## TASK DESCRIPTION
State how many lines in the entries below contain "申请人提交". Write nothing but the number.

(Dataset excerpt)
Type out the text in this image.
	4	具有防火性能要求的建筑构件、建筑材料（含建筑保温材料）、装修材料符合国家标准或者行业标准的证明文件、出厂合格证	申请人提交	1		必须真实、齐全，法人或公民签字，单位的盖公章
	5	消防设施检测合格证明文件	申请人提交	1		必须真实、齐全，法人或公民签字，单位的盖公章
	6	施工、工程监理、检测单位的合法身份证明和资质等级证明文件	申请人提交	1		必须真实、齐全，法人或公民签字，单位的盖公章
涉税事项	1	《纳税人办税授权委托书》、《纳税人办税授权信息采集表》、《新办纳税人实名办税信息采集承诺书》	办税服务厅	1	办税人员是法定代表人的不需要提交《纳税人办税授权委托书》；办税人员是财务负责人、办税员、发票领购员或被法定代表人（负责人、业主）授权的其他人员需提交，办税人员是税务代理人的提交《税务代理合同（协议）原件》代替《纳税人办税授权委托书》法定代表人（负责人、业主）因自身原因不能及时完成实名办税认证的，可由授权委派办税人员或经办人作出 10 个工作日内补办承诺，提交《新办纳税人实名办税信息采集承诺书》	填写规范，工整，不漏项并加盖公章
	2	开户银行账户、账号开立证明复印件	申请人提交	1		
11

## SOLVED PROBLEM
4